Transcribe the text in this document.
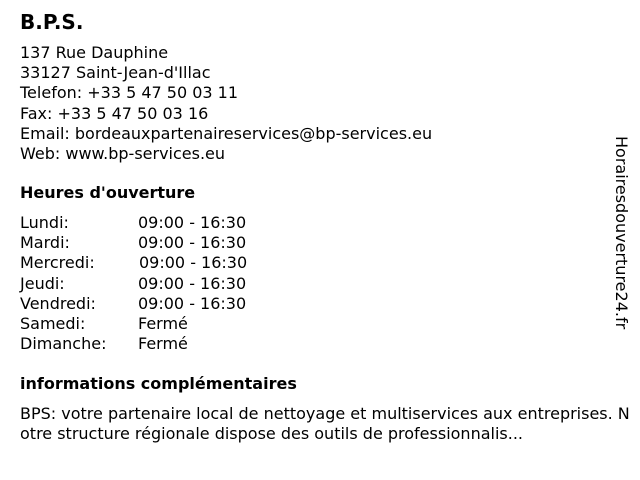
B.P.S.
137 Rue Dauphine
33127 Saint-Jean-d'Illac
Telefon: +33 5 47 50 03 11
Fax: +33 5 47 50 03 16
Email: bordeauxpartenaireservices@bp-services.eu
Web: www.bp-services.eu
Heures d'ouverture
Lundi:	09:00 - 16:30
Mardi:	09:00 - 16:30
Mercredi:	09:00 - 16:30
Jeudi:	09:00 - 16:30
Vendredi:	09:00 - 16:30
Samedi:	Fermé
Dimanche: Fermé
informations complémentaires
BPS: votre partenaire local de nettoyage et multiservices aux entreprises. Notre structure régionale dispose des outils de professionnalis...
Horairesdouverture24.fr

== == ==

Transcribe the entries above verbatim, omitting their pictures.

### Full solution
Transcribe the text in this document.
B.P.S.
137 Rue Dauphine
33127 Saint-Jean-d'Illac
Telefon: +33 5 47 50 03 11
Fax: +33 5 47 50 03 16
Email: bordeauxpartenaireservices@bp-services.eu
Web: www.bp-services.eu
Heures d'ouverture
Lundi:	09:00 - 16:30
Mardi:	09:00 - 16:30
Mercredi:	09:00 - 16:30
Jeudi:	09:00 - 16:30
Vendredi:	09:00 - 16:30
Samedi:	Fermé
Dimanche: Fermé
informations complémentaires
BPS: votre partenaire local de nettoyage et multiservices aux entreprises. Notre structure régionale dispose des outils de professionnalis...
Horairesdouverture24.fr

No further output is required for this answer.